- _DOCUMENT SEGMENT_:
┌────────

Monday, July 28, 2008

Monday, July 30, 2007

Nike more about money than morals

Nike more about money than morals

Nike more about money than morals

Editor's note: Hours after Mark Kriegel's column was written and posted, Nike announced that it was suspending the release of its Air Zoom Vick V shoe.
When asked for comment on Michael Vick's indictment as the alleged owner and impresario of a merciless dogfighting operation, Nike e-mailed the Associated Press a statement, saying that it is "reviewing the information."

In other words, Nike said nothing, did nothing. In cases like these, this is what the sneaker giant usually does. So don't be surprised. Be disappointed.
Even the NFL, which paid proper homage to due process, came out with a statement saying that the league was "disappointed that Michael Vick has put himself in a position where a federal grand jury has returned an indictment against him ... The activities alleged are cruel, degrading and illegal ..."
The Falcons, for their part, acknowledged that the organization was "disturbed by the news."
Feeling the pressure?
Nike appears to have felt some heat on the Michael Vick issue. And as a result, the company has decided to suspend the release of its Air Zoom Vick V shoe this summer.
But with the launch of the Zoom Vick V — which your kids can buy for a mere $100 — a month away, Nike is studying the situation. All of a sudden, the company that made cool a corporate art form sounds like the Pentagon. Did you really expect different?
It's not about the dogs.
It's about the shoes.

└────────

- _EXERCISE REQUIREMENTS_:
[1] Copy the Nike column between "But with the" and "about the dogs.", inclusive, renaming "Pentagon" as "White House".
[2] Go on with the column about Nike and Michael Vick, picking up after its final line.

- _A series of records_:
┌────────

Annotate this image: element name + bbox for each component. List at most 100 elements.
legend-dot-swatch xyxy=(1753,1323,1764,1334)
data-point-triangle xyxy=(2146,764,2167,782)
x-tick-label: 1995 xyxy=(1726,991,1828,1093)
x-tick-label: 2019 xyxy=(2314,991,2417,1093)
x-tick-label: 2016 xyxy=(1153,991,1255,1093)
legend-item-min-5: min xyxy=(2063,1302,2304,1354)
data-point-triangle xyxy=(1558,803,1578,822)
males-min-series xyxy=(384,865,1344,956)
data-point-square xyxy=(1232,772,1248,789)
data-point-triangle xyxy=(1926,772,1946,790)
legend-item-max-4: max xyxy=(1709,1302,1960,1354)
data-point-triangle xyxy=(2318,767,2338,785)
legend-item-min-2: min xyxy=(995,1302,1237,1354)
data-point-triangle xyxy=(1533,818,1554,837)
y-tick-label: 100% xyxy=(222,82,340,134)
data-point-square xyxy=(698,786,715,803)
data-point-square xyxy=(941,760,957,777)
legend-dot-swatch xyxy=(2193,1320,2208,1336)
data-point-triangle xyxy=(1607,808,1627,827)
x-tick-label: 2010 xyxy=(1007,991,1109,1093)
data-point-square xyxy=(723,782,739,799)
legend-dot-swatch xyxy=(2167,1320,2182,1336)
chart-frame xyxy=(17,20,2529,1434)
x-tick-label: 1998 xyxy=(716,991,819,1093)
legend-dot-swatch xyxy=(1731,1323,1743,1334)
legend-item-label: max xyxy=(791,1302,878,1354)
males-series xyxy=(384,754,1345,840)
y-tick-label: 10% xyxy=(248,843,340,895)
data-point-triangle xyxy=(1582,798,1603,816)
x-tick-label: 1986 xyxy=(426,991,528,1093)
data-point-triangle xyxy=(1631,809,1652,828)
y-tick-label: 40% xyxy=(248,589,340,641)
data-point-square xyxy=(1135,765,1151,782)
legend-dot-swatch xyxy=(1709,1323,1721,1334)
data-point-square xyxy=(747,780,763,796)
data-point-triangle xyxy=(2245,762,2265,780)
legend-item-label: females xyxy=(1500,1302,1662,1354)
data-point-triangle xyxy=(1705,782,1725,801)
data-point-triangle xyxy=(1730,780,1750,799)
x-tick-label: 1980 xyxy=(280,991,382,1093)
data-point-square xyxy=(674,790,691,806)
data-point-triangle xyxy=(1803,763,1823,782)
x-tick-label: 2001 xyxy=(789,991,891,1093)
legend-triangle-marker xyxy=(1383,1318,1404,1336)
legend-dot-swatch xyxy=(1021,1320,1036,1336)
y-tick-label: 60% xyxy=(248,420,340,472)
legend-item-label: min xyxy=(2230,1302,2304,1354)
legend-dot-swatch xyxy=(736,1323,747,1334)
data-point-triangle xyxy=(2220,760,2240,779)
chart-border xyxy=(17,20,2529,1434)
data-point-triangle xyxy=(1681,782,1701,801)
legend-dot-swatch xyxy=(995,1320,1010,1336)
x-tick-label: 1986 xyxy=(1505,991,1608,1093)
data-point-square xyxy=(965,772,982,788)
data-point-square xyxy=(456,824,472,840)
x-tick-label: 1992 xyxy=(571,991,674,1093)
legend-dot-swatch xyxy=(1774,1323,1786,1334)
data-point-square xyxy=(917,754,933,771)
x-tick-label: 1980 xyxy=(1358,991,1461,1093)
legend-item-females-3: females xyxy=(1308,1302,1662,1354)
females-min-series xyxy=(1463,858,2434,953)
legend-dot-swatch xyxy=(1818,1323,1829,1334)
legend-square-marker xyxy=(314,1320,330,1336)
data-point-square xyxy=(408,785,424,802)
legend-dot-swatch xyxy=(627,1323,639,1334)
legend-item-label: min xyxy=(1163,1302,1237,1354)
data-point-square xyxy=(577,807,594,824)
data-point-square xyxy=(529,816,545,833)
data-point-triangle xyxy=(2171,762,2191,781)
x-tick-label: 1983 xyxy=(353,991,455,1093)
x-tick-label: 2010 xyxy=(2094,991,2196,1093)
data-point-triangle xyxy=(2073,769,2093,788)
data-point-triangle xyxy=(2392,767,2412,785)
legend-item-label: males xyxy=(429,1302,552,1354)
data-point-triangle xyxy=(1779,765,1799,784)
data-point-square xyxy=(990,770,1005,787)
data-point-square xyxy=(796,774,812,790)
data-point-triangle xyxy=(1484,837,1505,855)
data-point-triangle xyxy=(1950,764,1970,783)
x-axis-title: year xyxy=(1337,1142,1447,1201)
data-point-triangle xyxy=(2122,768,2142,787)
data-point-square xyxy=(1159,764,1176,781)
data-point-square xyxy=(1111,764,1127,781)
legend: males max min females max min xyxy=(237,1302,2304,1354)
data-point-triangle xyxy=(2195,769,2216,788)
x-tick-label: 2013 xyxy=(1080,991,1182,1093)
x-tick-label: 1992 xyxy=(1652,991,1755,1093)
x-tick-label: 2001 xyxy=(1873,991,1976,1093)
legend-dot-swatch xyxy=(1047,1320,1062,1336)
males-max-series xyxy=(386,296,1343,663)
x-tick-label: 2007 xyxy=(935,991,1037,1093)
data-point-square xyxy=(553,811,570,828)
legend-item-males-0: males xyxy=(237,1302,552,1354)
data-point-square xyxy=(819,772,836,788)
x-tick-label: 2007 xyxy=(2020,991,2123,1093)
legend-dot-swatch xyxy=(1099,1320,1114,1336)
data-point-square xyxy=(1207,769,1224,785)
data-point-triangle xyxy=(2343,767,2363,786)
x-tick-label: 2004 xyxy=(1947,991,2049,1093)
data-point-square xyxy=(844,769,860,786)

└────────

- _RESULTS_:
[1]
But with the launch of the Zoom Vick V — which your kids can buy for a mere $100 — a month away, Nike is studying the situation. All of a sudden, the company that made cool a corporate art form sounds like the White House. Did you really expect different?
It's not about the dogs.

[2]
Actually, this being Nike, it's also about image. And whether Nike wants to realize it or not, Vick's has been irreparably harmed.
Not so long ago, Michael Vick was projected as the ballplayer for his time, a star whose gifts were ideally suited for the digital age. In the post-Jordan era, he played the hot position in the hot sport. There had never been a quarterback like Vick, who just may be the best athlete ever to take a snap.
One doesn't need to be a great athlete to be a great quarterback, of course. But in this age of computer-generated special effects, he had that most precious commodity: the capacity to thrill. So, after only three pro seasons, with his completion percentage at a mere 52 percent, Vick earned simulated gridiron's highest honor. His likeness was featured on the cover of Madden NFL 2004.

Michael Vick indicted
Co-defendant: Vick paid for fights
NAACP urges public restraint
Mora not sure how to feel
Upper Deck pulls Vick cards
Nike suspends Vick contract
Vick pleads not guilty to charges
Activists, fans swarm courthouse
NASCAR driver wants Vick in jail
Blank wanted to suspend Vick
Goodell tells Vick to skip camp
Vick to face no-nonsense judge
Vick indicted on dog fight charges
Read the indictment (.pdf)
Becker: More legal trouble ahead?
Kriegel: Goodell changing the rules
Czar: Vick should take year off
Kriegel: Just blew it
Vick's radio interview
Lastest on Vick's legal troubles
Will NFL sack Vick?
Vick might have taken to calling himself Superman, but Nike — whose imprimatur remains the gold standard among athletic endorsements — knew even better. Nike called him money. You may recall one of the most spectacularly produced commercials — The Michael Vick Experience — in which a young fan is strapped into a ride through which he sees, feels and hears the game through the quarterback's perspective, finally and miraculously somersaulting into the end zone.
Now Michael Vick's experience — real, not simulated — will include arraignment, a possible perpwalk, perhaps even jail time. I'm not saying Vick will do time, just that there's a chance. The case against him seems stronger than say, the sexual assault case against another Nike endorser, Kobe Bryant. That was his word against hers in a state court. And when the alleged victim backed off, the case collapsed.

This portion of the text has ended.